* Written exercise *
Set each record down exactly, excluding all images.

** Start **

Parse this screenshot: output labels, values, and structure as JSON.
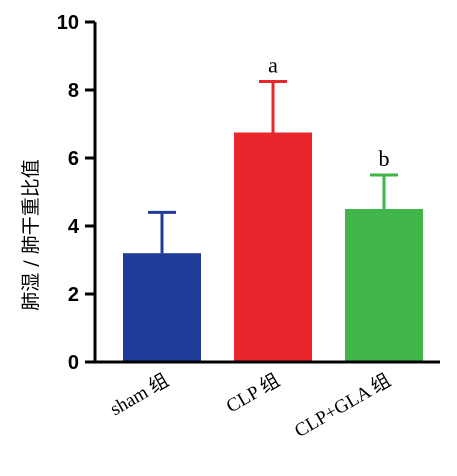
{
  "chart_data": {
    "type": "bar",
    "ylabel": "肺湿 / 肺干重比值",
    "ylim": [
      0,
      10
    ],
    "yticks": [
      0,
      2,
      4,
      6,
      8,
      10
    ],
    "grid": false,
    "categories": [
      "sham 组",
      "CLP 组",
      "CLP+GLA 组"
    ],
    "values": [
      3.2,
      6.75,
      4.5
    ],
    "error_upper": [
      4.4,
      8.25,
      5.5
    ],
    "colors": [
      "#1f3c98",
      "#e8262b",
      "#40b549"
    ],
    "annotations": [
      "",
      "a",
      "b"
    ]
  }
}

** End **

* Finished exercise *
Parse this screenshot: output labels, values, and structure as JSON.
{
  "chart_data": {
    "type": "bar",
    "ylabel": "肺湿 / 肺干重比值",
    "ylim": [
      0,
      10
    ],
    "yticks": [
      0,
      2,
      4,
      6,
      8,
      10
    ],
    "grid": false,
    "categories": [
      "sham 组",
      "CLP 组",
      "CLP+GLA 组"
    ],
    "values": [
      3.2,
      6.75,
      4.5
    ],
    "error_upper": [
      4.4,
      8.25,
      5.5
    ],
    "colors": [
      "#1f3c98",
      "#e8262b",
      "#40b549"
    ],
    "annotations": [
      "",
      "a",
      "b"
    ]
  }
}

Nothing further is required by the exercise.